§ STORED RECORDS:
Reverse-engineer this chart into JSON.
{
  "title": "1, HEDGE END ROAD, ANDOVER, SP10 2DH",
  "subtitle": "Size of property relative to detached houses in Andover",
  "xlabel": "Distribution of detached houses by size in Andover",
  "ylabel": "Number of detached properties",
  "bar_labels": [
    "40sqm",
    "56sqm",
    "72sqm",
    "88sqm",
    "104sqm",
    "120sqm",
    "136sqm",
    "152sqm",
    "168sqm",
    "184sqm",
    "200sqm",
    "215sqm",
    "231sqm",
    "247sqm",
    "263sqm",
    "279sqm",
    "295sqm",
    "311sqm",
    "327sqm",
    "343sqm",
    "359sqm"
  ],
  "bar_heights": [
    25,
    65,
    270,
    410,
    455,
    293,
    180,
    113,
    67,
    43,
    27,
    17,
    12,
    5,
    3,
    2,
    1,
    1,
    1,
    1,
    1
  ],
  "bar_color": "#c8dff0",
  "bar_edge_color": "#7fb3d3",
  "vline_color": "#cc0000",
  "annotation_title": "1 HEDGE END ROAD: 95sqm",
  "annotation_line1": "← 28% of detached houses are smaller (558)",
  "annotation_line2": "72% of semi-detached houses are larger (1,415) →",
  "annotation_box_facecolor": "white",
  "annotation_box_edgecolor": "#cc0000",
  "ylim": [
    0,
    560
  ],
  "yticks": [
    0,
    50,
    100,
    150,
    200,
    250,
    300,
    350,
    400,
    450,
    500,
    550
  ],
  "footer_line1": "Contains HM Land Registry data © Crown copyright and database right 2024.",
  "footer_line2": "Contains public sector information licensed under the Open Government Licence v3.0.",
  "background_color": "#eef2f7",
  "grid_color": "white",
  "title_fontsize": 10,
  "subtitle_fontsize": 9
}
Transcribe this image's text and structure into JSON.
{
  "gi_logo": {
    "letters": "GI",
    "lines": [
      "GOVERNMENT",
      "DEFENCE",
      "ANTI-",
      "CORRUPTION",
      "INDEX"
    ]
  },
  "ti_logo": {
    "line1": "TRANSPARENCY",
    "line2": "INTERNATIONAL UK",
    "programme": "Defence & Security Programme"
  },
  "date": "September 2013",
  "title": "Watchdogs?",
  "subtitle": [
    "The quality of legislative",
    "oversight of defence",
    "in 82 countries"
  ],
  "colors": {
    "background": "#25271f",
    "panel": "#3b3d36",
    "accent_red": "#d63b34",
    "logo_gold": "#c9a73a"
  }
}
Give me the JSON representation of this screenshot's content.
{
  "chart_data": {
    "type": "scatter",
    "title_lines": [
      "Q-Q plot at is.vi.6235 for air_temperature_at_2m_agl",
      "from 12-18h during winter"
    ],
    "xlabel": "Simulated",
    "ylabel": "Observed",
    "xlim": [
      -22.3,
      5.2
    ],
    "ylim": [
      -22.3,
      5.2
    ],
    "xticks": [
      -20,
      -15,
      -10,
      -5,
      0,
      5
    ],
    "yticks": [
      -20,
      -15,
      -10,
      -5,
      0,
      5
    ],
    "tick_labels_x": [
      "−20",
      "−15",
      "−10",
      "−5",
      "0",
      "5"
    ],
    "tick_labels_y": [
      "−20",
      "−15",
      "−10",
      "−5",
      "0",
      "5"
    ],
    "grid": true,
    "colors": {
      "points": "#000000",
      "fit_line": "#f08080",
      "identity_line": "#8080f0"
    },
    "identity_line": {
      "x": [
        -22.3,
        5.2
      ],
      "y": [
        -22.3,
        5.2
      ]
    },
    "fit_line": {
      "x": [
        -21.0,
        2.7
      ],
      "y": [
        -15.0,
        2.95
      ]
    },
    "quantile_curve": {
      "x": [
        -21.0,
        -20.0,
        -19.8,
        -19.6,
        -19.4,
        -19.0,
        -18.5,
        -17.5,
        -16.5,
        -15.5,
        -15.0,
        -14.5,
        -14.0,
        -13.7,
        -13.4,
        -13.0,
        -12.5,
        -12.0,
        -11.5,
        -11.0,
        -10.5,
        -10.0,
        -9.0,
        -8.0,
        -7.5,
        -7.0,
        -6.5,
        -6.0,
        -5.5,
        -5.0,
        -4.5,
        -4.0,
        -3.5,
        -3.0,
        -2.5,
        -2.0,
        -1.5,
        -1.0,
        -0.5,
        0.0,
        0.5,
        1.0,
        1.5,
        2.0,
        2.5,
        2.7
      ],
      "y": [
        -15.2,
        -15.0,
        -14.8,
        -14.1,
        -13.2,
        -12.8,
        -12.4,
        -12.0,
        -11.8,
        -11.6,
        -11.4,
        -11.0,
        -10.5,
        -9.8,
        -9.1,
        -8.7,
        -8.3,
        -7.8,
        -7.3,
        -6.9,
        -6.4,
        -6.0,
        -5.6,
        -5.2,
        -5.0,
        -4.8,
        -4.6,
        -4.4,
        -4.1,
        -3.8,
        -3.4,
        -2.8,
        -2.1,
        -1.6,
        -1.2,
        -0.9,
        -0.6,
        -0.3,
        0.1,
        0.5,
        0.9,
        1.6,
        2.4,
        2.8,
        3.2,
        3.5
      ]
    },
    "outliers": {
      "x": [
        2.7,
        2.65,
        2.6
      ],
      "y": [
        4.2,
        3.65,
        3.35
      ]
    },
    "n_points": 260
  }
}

§ STATED PROBLEM: Reproduce each line of the material containing the word "ROAD".

§ EXERCISE RESPONSE:
  "title": "1, HEDGE END ROAD, ANDOVER, SP10 2DH",
  "annotation_title": "1 HEDGE END ROAD: 95sqm",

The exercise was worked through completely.